## DATA RECORDS:
• • • • •

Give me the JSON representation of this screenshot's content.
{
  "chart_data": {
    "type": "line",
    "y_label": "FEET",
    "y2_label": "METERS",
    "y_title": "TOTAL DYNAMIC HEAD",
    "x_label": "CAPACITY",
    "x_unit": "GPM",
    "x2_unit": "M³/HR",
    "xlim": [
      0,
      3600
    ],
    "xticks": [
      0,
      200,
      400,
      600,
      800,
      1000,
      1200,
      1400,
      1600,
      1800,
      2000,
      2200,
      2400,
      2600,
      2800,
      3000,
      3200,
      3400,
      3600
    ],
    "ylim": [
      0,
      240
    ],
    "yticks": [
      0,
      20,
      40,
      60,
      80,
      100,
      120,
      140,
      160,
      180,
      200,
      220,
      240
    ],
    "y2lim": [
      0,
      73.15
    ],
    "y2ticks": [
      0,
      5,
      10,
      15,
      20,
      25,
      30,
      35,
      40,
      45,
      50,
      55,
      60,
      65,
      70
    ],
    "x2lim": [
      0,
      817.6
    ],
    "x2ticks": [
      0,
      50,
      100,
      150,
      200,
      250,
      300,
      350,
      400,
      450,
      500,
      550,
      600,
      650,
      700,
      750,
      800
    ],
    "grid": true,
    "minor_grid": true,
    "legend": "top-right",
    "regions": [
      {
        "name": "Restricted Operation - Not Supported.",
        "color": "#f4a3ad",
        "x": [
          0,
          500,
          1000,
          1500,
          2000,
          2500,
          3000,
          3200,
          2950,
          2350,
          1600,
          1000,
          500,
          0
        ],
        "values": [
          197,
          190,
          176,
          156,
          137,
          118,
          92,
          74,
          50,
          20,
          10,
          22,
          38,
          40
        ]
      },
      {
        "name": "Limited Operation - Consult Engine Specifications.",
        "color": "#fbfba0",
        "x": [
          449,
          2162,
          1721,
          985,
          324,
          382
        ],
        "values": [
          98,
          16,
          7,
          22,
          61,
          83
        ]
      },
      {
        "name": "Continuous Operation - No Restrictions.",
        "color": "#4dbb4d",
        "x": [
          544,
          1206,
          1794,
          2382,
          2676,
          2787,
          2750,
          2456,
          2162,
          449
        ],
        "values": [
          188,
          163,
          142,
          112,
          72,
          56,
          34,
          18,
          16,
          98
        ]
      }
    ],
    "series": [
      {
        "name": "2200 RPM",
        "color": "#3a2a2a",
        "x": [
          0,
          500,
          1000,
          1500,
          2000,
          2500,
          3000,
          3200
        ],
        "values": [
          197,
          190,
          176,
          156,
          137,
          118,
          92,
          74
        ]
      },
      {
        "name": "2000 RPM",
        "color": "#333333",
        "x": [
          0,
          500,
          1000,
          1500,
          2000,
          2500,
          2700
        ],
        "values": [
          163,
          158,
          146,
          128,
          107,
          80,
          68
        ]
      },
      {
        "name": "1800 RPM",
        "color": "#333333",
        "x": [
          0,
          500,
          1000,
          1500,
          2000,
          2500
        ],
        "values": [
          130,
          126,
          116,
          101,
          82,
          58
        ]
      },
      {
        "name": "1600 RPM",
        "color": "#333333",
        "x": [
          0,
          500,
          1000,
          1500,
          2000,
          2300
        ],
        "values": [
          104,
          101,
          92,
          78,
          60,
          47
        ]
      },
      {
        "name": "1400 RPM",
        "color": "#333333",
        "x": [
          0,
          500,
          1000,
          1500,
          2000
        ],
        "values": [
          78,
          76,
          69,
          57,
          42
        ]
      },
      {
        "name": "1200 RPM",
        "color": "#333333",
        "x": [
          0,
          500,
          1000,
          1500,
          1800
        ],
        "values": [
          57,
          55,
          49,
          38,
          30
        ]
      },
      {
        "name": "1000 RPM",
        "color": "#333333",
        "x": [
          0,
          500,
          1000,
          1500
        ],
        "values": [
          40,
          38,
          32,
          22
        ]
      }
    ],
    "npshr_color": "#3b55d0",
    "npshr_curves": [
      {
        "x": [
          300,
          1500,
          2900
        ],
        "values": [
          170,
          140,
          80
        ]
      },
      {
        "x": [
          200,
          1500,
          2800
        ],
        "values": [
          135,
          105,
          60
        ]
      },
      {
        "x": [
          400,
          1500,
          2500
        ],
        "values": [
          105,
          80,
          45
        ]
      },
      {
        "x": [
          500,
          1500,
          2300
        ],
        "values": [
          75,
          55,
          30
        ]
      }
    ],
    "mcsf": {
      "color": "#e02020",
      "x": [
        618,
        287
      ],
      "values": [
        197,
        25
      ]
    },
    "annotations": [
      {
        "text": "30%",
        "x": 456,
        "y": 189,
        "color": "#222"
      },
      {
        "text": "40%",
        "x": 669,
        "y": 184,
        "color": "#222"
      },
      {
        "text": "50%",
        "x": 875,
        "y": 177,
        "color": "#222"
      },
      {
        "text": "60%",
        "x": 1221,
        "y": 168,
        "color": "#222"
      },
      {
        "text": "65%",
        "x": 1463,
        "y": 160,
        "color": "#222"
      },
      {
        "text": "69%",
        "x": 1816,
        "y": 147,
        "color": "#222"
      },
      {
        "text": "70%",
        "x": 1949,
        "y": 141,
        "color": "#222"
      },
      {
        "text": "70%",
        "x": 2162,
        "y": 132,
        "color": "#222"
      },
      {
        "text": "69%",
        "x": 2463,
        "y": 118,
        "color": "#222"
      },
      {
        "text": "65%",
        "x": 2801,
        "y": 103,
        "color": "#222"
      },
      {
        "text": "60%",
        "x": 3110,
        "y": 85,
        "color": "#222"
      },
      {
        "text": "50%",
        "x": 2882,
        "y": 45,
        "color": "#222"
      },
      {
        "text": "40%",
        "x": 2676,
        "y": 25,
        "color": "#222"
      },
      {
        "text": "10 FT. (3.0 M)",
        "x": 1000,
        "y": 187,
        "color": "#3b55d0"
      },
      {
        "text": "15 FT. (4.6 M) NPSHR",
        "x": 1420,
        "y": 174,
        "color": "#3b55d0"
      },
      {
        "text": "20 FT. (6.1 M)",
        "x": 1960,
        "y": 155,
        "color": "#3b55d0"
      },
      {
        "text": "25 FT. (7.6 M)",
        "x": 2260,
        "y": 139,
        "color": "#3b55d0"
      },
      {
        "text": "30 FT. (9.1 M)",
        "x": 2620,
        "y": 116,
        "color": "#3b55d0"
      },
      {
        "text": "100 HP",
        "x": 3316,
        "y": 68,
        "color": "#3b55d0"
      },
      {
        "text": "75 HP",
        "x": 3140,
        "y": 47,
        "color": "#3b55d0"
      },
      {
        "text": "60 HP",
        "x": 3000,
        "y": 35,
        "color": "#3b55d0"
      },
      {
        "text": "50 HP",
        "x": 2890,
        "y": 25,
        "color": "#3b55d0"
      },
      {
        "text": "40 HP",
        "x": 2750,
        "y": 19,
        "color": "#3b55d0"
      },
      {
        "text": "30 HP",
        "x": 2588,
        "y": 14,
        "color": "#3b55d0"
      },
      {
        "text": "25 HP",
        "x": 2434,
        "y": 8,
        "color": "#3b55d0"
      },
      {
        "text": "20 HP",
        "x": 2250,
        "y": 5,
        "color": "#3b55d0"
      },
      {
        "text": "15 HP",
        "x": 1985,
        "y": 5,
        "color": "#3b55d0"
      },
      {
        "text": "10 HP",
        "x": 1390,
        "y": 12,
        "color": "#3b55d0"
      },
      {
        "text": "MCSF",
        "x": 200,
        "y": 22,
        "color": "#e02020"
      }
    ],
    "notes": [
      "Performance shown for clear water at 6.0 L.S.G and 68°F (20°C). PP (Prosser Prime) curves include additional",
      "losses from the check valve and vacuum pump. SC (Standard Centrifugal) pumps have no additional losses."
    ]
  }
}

• • • • •

Quote each line of the data above exactly as written.

Give me the JSON representation of this screenshot's content.
{
  "chart_data": {
    "type": "line",
    "y_label": "FEET",
    "y2_label": "METERS",
    "y_title": "TOTAL DYNAMIC HEAD",
    "x_label": "CAPACITY",
    "x_unit": "GPM",
    "x2_unit": "M³/HR",
    "xlim": [
      0,
      3600
    ],
    "xticks": [
      0,
      200,
      400,
      600,
      800,
      1000,
      1200,
      1400,
      1600,
      1800,
      2000,
      2200,
      2400,
      2600,
      2800,
      3000,
      3200,
      3400,
      3600
    ],
    "ylim": [
      0,
      240
    ],
    "yticks": [
      0,
      20,
      40,
      60,
      80,
      100,
      120,
      140,
      160,
      180,
      200,
      220,
      240
    ],
    "y2lim": [
      0,
      73.15
    ],
    "y2ticks": [
      0,
      5,
      10,
      15,
      20,
      25,
      30,
      35,
      40,
      45,
      50,
      55,
      60,
      65,
      70
    ],
    "x2lim": [
      0,
      817.6
    ],
    "x2ticks": [
      0,
      50,
      100,
      150,
      200,
      250,
      300,
      350,
      400,
      450,
      500,
      550,
      600,
      650,
      700,
      750,
      800
    ],
    "grid": true,
    "minor_grid": true,
    "legend": "top-right",
    "regions": [
      {
        "name": "Restricted Operation - Not Supported.",
        "color": "#f4a3ad",
        "x": [
          0,
          500,
          1000,
          1500,
          2000,
          2500,
          3000,
          3200,
          2950,
          2350,
          1600,
          1000,
          500,
          0
        ],
        "values": [
          197,
          190,
          176,
          156,
          137,
          118,
          92,
          74,
          50,
          20,
          10,
          22,
          38,
          40
        ]
      },
      {
        "name": "Limited Operation - Consult Engine Specifications.",
        "color": "#fbfba0",
        "x": [
          449,
          2162,
          1721,
          985,
          324,
          382
        ],
        "values": [
          98,
          16,
          7,
          22,
          61,
          83
        ]
      },
      {
        "name": "Continuous Operation - No Restrictions.",
        "color": "#4dbb4d",
        "x": [
          544,
          1206,
          1794,
          2382,
          2676,
          2787,
          2750,
          2456,
          2162,
          449
        ],
        "values": [
          188,
          163,
          142,
          112,
          72,
          56,
          34,
          18,
          16,
          98
        ]
      }
    ],
    "series": [
      {
        "name": "2200 RPM",
        "color": "#3a2a2a",
        "x": [
          0,
          500,
          1000,
          1500,
          2000,
          2500,
          3000,
          3200
        ],
        "values": [
          197,
          190,
          176,
          156,
          137,
          118,
          92,
          74
        ]
      },
      {
        "name": "2000 RPM",
        "color": "#333333",
        "x": [
          0,
          500,
          1000,
          1500,
          2000,
          2500,
          2700
        ],
        "values": [
          163,
          158,
          146,
          128,
          107,
          80,
          68
        ]
      },
      {
        "name": "1800 RPM",
        "color": "#333333",
        "x": [
          0,
          500,
          1000,
          1500,
          2000,
          2500
        ],
        "values": [
          130,
          126,
          116,
          101,
          82,
          58
        ]
      },
      {
        "name": "1600 RPM",
        "color": "#333333",
        "x": [
          0,
          500,
          1000,
          1500,
          2000,
          2300
        ],
        "values": [
          104,
          101,
          92,
          78,
          60,
          47
        ]
      },
      {
        "name": "1400 RPM",
        "color": "#333333",
        "x": [
          0,
          500,
          1000,
          1500,
          2000
        ],
        "values": [
          78,
          76,
          69,
          57,
          42
        ]
      },
      {
        "name": "1200 RPM",
        "color": "#333333",
        "x": [
          0,
          500,
          1000,
          1500,
          1800
        ],
        "values": [
          57,
          55,
          49,
          38,
          30
        ]
      },
      {
        "name": "1000 RPM",
        "color": "#333333",
        "x": [
          0,
          500,
          1000,
          1500
        ],
        "values": [
          40,
          38,
          32,
          22
        ]
      }
    ],
    "npshr_color": "#3b55d0",
    "npshr_curves": [
      {
        "x": [
          300,
          1500,
          2900
        ],
        "values": [
          170,
          140,
          80
        ]
      },
      {
        "x": [
          200,
          1500,
          2800
        ],
        "values": [
          135,
          105,
          60
        ]
      },
      {
        "x": [
          400,
          1500,
          2500
        ],
        "values": [
          105,
          80,
          45
        ]
      },
      {
        "x": [
          500,
          1500,
          2300
        ],
        "values": [
          75,
          55,
          30
        ]
      }
    ],
    "mcsf": {
      "color": "#e02020",
      "x": [
        618,
        287
      ],
      "values": [
        197,
        25
      ]
    },
    "annotations": [
      {
        "text": "30%",
        "x": 456,
        "y": 189,
        "color": "#222"
      },
      {
        "text": "40%",
        "x": 669,
        "y": 184,
        "color": "#222"
      },
      {
        "text": "50%",
        "x": 875,
        "y": 177,
        "color": "#222"
      },
      {
        "text": "60%",
        "x": 1221,
        "y": 168,
        "color": "#222"
      },
      {
        "text": "65%",
        "x": 1463,
        "y": 160,
        "color": "#222"
      },
      {
        "text": "69%",
        "x": 1816,
        "y": 147,
        "color": "#222"
      },
      {
        "text": "70%",
        "x": 1949,
        "y": 141,
        "color": "#222"
      },
      {
        "text": "70%",
        "x": 2162,
        "y": 132,
        "color": "#222"
      },
      {
        "text": "69%",
        "x": 2463,
        "y": 118,
        "color": "#222"
      },
      {
        "text": "65%",
        "x": 2801,
        "y": 103,
        "color": "#222"
      },
      {
        "text": "60%",
        "x": 3110,
        "y": 85,
        "color": "#222"
      },
      {
        "text": "50%",
        "x": 2882,
        "y": 45,
        "color": "#222"
      },
      {
        "text": "40%",
        "x": 2676,
        "y": 25,
        "color": "#222"
      },
      {
        "text": "10 FT. (3.0 M)",
        "x": 1000,
        "y": 187,
        "color": "#3b55d0"
      },
      {
        "text": "15 FT. (4.6 M) NPSHR",
        "x": 1420,
        "y": 174,
        "color": "#3b55d0"
      },
      {
        "text": "20 FT. (6.1 M)",
        "x": 1960,
        "y": 155,
        "color": "#3b55d0"
      },
      {
        "text": "25 FT. (7.6 M)",
        "x": 2260,
        "y": 139,
        "color": "#3b55d0"
      },
      {
        "text": "30 FT. (9.1 M)",
        "x": 2620,
        "y": 116,
        "color": "#3b55d0"
      },
      {
        "text": "100 HP",
        "x": 3316,
        "y": 68,
        "color": "#3b55d0"
      },
      {
        "text": "75 HP",
        "x": 3140,
        "y": 47,
        "color": "#3b55d0"
      },
      {
        "text": "60 HP",
        "x": 3000,
        "y": 35,
        "color": "#3b55d0"
      },
      {
        "text": "50 HP",
        "x": 2890,
        "y": 25,
        "color": "#3b55d0"
      },
      {
        "text": "40 HP",
        "x": 2750,
        "y": 19,
        "color": "#3b55d0"
      },
      {
        "text": "30 HP",
        "x": 2588,
        "y": 14,
        "color": "#3b55d0"
      },
      {
        "text": "25 HP",
        "x": 2434,
        "y": 8,
        "color": "#3b55d0"
      },
      {
        "text": "20 HP",
        "x": 2250,
        "y": 5,
        "color": "#3b55d0"
      },
      {
        "text": "15 HP",
        "x": 1985,
        "y": 5,
        "color": "#3b55d0"
      },
      {
        "text": "10 HP",
        "x": 1390,
        "y": 12,
        "color": "#3b55d0"
      },
      {
        "text": "MCSF",
        "x": 200,
        "y": 22,
        "color": "#e02020"
      }
    ],
    "notes": [
      "Performance shown for clear water at 6.0 L.S.G and 68°F (20°C). PP (Prosser Prime) curves include additional",
      "losses from the check valve and vacuum pump. SC (Standard Centrifugal) pumps have no additional losses."
    ]
  }
}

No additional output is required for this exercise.